** BEGIN **

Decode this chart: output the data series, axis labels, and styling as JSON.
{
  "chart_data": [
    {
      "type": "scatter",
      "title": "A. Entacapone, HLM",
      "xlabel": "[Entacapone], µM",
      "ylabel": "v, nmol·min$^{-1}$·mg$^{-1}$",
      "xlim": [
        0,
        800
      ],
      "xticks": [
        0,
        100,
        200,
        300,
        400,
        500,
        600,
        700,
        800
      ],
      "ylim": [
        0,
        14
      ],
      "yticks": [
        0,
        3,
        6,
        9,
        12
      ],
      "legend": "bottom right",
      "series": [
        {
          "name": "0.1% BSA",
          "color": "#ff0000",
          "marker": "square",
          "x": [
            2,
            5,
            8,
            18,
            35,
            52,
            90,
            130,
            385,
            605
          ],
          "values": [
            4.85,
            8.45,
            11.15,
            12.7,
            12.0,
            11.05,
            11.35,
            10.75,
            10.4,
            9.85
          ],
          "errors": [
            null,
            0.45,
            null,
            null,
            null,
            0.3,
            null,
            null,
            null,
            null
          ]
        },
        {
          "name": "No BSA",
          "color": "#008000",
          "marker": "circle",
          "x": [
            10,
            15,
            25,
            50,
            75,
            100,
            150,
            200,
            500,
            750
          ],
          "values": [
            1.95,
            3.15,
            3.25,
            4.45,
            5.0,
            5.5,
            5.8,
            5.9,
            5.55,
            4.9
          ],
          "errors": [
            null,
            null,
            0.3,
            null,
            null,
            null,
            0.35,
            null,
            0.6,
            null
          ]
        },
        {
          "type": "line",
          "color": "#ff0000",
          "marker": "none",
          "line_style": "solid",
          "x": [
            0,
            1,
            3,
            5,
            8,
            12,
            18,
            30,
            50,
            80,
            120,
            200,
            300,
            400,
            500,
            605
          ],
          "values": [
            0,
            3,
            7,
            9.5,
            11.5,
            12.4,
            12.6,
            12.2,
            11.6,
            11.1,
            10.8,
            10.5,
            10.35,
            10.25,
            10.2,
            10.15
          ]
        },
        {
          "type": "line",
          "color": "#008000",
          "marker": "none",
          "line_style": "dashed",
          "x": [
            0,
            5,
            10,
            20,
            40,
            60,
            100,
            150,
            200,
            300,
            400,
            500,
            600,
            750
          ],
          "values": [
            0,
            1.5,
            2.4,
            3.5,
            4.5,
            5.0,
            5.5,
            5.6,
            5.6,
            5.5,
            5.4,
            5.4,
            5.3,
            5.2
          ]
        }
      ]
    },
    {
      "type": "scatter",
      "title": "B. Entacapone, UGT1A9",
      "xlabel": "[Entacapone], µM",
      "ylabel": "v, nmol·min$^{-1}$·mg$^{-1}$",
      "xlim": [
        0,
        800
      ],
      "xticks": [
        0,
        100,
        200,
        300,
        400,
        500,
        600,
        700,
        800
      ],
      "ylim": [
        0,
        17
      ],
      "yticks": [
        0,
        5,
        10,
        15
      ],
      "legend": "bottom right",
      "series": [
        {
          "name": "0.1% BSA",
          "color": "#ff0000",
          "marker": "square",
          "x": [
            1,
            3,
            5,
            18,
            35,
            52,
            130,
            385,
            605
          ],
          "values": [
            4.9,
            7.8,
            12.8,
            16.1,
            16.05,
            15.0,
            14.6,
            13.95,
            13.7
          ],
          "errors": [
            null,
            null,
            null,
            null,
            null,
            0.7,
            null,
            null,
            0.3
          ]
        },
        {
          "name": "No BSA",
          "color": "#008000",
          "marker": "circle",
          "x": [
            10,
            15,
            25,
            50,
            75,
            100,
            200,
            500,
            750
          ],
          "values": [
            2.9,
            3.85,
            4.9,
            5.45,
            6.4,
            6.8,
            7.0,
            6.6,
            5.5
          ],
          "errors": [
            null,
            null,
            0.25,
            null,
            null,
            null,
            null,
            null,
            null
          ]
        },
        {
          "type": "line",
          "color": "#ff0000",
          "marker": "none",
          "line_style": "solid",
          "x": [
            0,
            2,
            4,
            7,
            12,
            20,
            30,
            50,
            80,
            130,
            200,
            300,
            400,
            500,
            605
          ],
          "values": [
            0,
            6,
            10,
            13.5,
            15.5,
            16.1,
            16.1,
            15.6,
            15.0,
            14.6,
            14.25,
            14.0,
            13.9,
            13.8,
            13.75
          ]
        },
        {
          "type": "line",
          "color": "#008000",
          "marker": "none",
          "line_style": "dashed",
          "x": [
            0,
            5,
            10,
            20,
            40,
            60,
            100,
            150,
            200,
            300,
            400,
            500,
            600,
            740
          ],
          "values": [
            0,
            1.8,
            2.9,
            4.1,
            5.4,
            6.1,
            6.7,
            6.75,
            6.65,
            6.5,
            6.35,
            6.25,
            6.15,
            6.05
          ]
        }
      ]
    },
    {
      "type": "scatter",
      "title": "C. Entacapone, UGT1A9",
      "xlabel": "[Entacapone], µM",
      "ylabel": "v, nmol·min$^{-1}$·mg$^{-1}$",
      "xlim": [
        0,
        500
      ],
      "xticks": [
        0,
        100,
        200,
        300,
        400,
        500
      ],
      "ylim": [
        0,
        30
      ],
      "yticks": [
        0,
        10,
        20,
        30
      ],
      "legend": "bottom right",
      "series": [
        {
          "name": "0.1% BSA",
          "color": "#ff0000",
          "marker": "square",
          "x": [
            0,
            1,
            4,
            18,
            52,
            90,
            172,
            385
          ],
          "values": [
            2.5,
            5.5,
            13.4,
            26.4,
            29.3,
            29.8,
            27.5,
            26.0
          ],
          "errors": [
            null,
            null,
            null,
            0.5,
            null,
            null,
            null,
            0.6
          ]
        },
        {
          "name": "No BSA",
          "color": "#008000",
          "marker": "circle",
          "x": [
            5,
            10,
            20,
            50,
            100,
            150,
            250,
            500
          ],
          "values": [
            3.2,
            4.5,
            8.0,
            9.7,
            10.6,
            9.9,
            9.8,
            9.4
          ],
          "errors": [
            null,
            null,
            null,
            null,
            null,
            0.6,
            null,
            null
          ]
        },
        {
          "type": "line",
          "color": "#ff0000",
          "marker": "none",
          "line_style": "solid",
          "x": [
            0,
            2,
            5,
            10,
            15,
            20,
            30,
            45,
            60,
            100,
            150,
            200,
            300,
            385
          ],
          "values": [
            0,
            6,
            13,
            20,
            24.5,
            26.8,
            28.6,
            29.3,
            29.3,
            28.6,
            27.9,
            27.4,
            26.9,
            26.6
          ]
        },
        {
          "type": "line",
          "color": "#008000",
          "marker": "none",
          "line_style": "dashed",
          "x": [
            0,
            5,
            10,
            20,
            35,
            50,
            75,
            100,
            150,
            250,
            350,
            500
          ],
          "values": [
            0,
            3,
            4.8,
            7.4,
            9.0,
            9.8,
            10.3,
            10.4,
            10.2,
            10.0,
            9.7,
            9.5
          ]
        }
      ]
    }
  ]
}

** END **

[WRITTEN TASK]: Return every line of the material exactly.

[FINAL RESULT]:
Decode this chart: output the data series, axis labels, and styling as JSON.
{
  "chart_data": [
    {
      "type": "scatter",
      "title": "A. Entacapone, HLM",
      "xlabel": "[Entacapone], µM",
      "ylabel": "v, nmol·min$^{-1}$·mg$^{-1}$",
      "xlim": [
        0,
        800
      ],
      "xticks": [
        0,
        100,
        200,
        300,
        400,
        500,
        600,
        700,
        800
      ],
      "ylim": [
        0,
        14
      ],
      "yticks": [
        0,
        3,
        6,
        9,
        12
      ],
      "legend": "bottom right",
      "series": [
        {
          "name": "0.1% BSA",
          "color": "#ff0000",
          "marker": "square",
          "x": [
            2,
            5,
            8,
            18,
            35,
            52,
            90,
            130,
            385,
            605
          ],
          "values": [
            4.85,
            8.45,
            11.15,
            12.7,
            12.0,
            11.05,
            11.35,
            10.75,
            10.4,
            9.85
          ],
          "errors": [
            null,
            0.45,
            null,
            null,
            null,
            0.3,
            null,
            null,
            null,
            null
          ]
        },
        {
          "name": "No BSA",
          "color": "#008000",
          "marker": "circle",
          "x": [
            10,
            15,
            25,
            50,
            75,
            100,
            150,
            200,
            500,
            750
          ],
          "values": [
            1.95,
            3.15,
            3.25,
            4.45,
            5.0,
            5.5,
            5.8,
            5.9,
            5.55,
            4.9
          ],
          "errors": [
            null,
            null,
            0.3,
            null,
            null,
            null,
            0.35,
            null,
            0.6,
            null
          ]
        },
        {
          "type": "line",
          "color": "#ff0000",
          "marker": "none",
          "line_style": "solid",
          "x": [
            0,
            1,
            3,
            5,
            8,
            12,
            18,
            30,
            50,
            80,
            120,
            200,
            300,
            400,
            500,
            605
          ],
          "values": [
            0,
            3,
            7,
            9.5,
            11.5,
            12.4,
            12.6,
            12.2,
            11.6,
            11.1,
            10.8,
            10.5,
            10.35,
            10.25,
            10.2,
            10.15
          ]
        },
        {
          "type": "line",
          "color": "#008000",
          "marker": "none",
          "line_style": "dashed",
          "x": [
            0,
            5,
            10,
            20,
            40,
            60,
            100,
            150,
            200,
            300,
            400,
            500,
            600,
            750
          ],
          "values": [
            0,
            1.5,
            2.4,
            3.5,
            4.5,
            5.0,
            5.5,
            5.6,
            5.6,
            5.5,
            5.4,
            5.4,
            5.3,
            5.2
          ]
        }
      ]
    },
    {
      "type": "scatter",
      "title": "B. Entacapone, UGT1A9",
      "xlabel": "[Entacapone], µM",
      "ylabel": "v, nmol·min$^{-1}$·mg$^{-1}$",
      "xlim": [
        0,
        800
      ],
      "xticks": [
        0,
        100,
        200,
        300,
        400,
        500,
        600,
        700,
        800
      ],
      "ylim": [
        0,
        17
      ],
      "yticks": [
        0,
        5,
        10,
        15
      ],
      "legend": "bottom right",
      "series": [
        {
          "name": "0.1% BSA",
          "color": "#ff0000",
          "marker": "square",
          "x": [
            1,
            3,
            5,
            18,
            35,
            52,
            130,
            385,
            605
          ],
          "values": [
            4.9,
            7.8,
            12.8,
            16.1,
            16.05,
            15.0,
            14.6,
            13.95,
            13.7
          ],
          "errors": [
            null,
            null,
            null,
            null,
            null,
            0.7,
            null,
            null,
            0.3
          ]
        },
        {
          "name": "No BSA",
          "color": "#008000",
          "marker": "circle",
          "x": [
            10,
            15,
            25,
            50,
            75,
            100,
            200,
            500,
            750
          ],
          "values": [
            2.9,
            3.85,
            4.9,
            5.45,
            6.4,
            6.8,
            7.0,
            6.6,
            5.5
          ],
          "errors": [
            null,
            null,
            0.25,
            null,
            null,
            null,
            null,
            null,
            null
          ]
        },
        {
          "type": "line",
          "color": "#ff0000",
          "marker": "none",
          "line_style": "solid",
          "x": [
            0,
            2,
            4,
            7,
            12,
            20,
            30,
            50,
            80,
            130,
            200,
            300,
            400,
            500,
            605
          ],
          "values": [
            0,
            6,
            10,
            13.5,
            15.5,
            16.1,
            16.1,
            15.6,
            15.0,
            14.6,
            14.25,
            14.0,
            13.9,
            13.8,
            13.75
          ]
        },
        {
          "type": "line",
          "color": "#008000",
          "marker": "none",
          "line_style": "dashed",
          "x": [
            0,
            5,
            10,
            20,
            40,
            60,
            100,
            150,
            200,
            300,
            400,
            500,
            600,
            740
          ],
          "values": [
            0,
            1.8,
            2.9,
            4.1,
            5.4,
            6.1,
            6.7,
            6.75,
            6.65,
            6.5,
            6.35,
            6.25,
            6.15,
            6.05
          ]
        }
      ]
    },
    {
      "type": "scatter",
      "title": "C. Entacapone, UGT1A9",
      "xlabel": "[Entacapone], µM",
      "ylabel": "v, nmol·min$^{-1}$·mg$^{-1}$",
      "xlim": [
        0,
        500
      ],
      "xticks": [
        0,
        100,
        200,
        300,
        400,
        500
      ],
      "ylim": [
        0,
        30
      ],
      "yticks": [
        0,
        10,
        20,
        30
      ],
      "legend": "bottom right",
      "series": [
        {
          "name": "0.1% BSA",
          "color": "#ff0000",
          "marker": "square",
          "x": [
            0,
            1,
            4,
            18,
            52,
            90,
            172,
            385
          ],
          "values": [
            2.5,
            5.5,
            13.4,
            26.4,
            29.3,
            29.8,
            27.5,
            26.0
          ],
          "errors": [
            null,
            null,
            null,
            0.5,
            null,
            null,
            null,
            0.6
          ]
        },
        {
          "name": "No BSA",
          "color": "#008000",
          "marker": "circle",
          "x": [
            5,
            10,
            20,
            50,
            100,
            150,
            250,
            500
          ],
          "values": [
            3.2,
            4.5,
            8.0,
            9.7,
            10.6,
            9.9,
            9.8,
            9.4
          ],
          "errors": [
            null,
            null,
            null,
            null,
            null,
            0.6,
            null,
            null
          ]
        },
        {
          "type": "line",
          "color": "#ff0000",
          "marker": "none",
          "line_style": "solid",
          "x": [
            0,
            2,
            5,
            10,
            15,
            20,
            30,
            45,
            60,
            100,
            150,
            200,
            300,
            385
          ],
          "values": [
            0,
            6,
            13,
            20,
            24.5,
            26.8,
            28.6,
            29.3,
            29.3,
            28.6,
            27.9,
            27.4,
            26.9,
            26.6
          ]
        },
        {
          "type": "line",
          "color": "#008000",
          "marker": "none",
          "line_style": "dashed",
          "x": [
            0,
            5,
            10,
            20,
            35,
            50,
            75,
            100,
            150,
            250,
            350,
            500
          ],
          "values": [
            0,
            3,
            4.8,
            7.4,
            9.0,
            9.8,
            10.3,
            10.4,
            10.2,
            10.0,
            9.7,
            9.5
          ]
        }
      ]
    }
  ]
}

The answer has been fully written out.